++++ RECORDS FOR THE TASK ++++

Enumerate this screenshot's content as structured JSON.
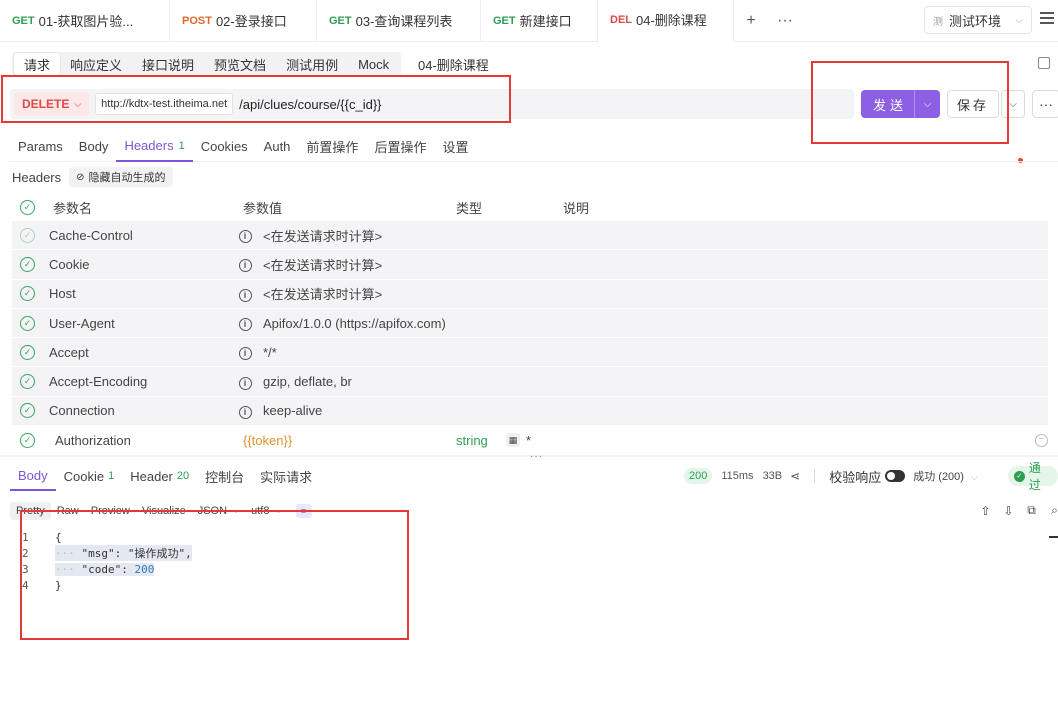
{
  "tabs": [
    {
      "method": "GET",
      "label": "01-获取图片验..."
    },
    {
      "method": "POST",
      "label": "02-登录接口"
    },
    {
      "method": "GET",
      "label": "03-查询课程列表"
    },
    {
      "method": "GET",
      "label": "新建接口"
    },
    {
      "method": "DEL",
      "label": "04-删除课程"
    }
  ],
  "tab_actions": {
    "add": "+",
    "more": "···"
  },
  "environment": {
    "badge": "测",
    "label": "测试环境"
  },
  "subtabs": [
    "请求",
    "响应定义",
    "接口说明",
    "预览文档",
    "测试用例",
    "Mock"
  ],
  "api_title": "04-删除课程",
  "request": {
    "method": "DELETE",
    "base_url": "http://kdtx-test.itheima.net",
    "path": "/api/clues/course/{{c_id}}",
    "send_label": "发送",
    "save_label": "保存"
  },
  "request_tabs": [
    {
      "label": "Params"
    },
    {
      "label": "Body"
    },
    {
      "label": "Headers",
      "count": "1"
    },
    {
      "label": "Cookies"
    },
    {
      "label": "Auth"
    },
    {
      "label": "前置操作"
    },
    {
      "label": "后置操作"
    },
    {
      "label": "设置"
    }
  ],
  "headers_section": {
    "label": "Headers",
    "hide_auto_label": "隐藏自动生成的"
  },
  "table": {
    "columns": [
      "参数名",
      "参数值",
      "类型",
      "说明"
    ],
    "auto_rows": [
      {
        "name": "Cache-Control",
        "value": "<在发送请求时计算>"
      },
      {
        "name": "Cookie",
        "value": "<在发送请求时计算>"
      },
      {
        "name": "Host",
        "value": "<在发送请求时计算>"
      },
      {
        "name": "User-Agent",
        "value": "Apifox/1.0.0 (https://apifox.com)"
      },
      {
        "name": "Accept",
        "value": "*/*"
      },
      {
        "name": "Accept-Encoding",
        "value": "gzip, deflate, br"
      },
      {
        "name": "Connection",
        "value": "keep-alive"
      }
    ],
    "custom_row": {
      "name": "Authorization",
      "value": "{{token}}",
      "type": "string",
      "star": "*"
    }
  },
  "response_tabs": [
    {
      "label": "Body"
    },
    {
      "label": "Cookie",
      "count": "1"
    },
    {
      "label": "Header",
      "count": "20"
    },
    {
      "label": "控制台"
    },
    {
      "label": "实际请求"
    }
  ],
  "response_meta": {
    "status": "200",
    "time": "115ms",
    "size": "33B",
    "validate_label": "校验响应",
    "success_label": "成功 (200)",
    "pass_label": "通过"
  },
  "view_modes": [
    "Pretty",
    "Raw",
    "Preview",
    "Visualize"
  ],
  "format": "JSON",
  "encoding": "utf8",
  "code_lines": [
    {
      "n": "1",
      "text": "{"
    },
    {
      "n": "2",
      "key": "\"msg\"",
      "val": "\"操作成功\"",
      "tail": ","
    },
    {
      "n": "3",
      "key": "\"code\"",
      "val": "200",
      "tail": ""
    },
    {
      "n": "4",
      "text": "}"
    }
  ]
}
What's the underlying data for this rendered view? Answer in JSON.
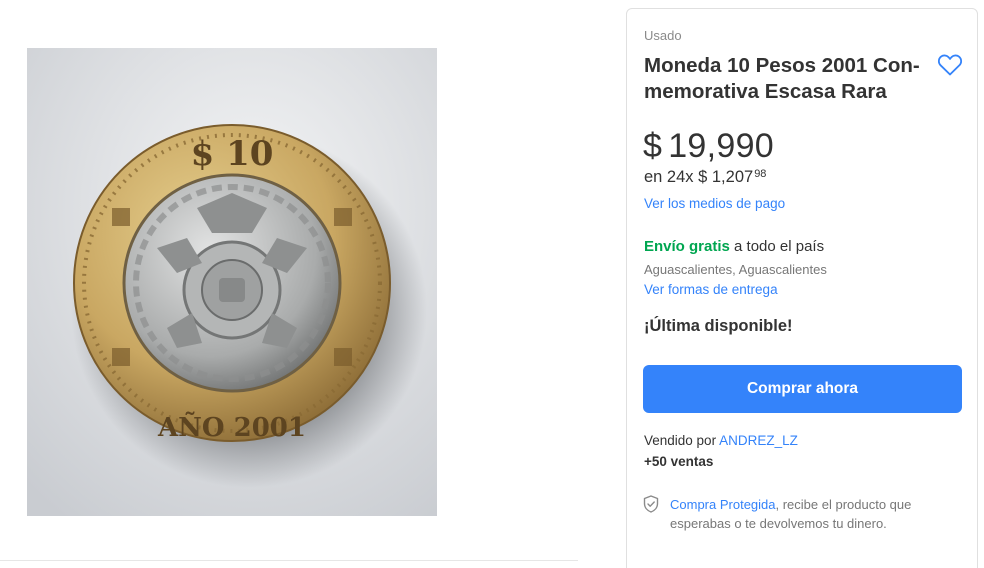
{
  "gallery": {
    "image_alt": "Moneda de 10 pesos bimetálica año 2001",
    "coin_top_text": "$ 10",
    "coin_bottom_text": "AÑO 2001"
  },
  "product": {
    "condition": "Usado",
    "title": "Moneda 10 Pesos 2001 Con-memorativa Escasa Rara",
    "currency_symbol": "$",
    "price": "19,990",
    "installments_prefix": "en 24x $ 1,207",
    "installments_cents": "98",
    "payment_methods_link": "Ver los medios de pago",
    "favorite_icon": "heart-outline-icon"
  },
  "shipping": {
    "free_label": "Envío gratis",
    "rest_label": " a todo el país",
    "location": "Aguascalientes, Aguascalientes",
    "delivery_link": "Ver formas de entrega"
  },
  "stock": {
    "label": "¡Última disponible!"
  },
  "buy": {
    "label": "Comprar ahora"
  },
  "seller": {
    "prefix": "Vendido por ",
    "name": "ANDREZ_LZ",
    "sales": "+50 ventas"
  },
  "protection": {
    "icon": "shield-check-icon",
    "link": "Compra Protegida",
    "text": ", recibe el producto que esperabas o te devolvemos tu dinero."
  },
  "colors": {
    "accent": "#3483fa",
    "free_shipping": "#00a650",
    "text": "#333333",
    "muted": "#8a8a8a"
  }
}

++++

> WHAT IS NEEDED: From the line holding "What's the underlying" to the last line of the listing, please output each line exactly as it stands. Pictures stay out of the copy.

> FULL OUTPUT:
What's the underlying data for this rendered view? Answer in JSON.
{
  "gallery": {
    "image_alt": "Moneda de 10 pesos bimetálica año 2001",
    "coin_top_text": "$ 10",
    "coin_bottom_text": "AÑO 2001"
  },
  "product": {
    "condition": "Usado",
    "title": "Moneda 10 Pesos 2001 Con-memorativa Escasa Rara",
    "currency_symbol": "$",
    "price": "19,990",
    "installments_prefix": "en 24x $ 1,207",
    "installments_cents": "98",
    "payment_methods_link": "Ver los medios de pago",
    "favorite_icon": "heart-outline-icon"
  },
  "shipping": {
    "free_label": "Envío gratis",
    "rest_label": " a todo el país",
    "location": "Aguascalientes, Aguascalientes",
    "delivery_link": "Ver formas de entrega"
  },
  "stock": {
    "label": "¡Última disponible!"
  },
  "buy": {
    "label": "Comprar ahora"
  },
  "seller": {
    "prefix": "Vendido por ",
    "name": "ANDREZ_LZ",
    "sales": "+50 ventas"
  },
  "protection": {
    "icon": "shield-check-icon",
    "link": "Compra Protegida",
    "text": ", recibe el producto que esperabas o te devolvemos tu dinero."
  },
  "colors": {
    "accent": "#3483fa",
    "free_shipping": "#00a650",
    "text": "#333333",
    "muted": "#8a8a8a"
  }
}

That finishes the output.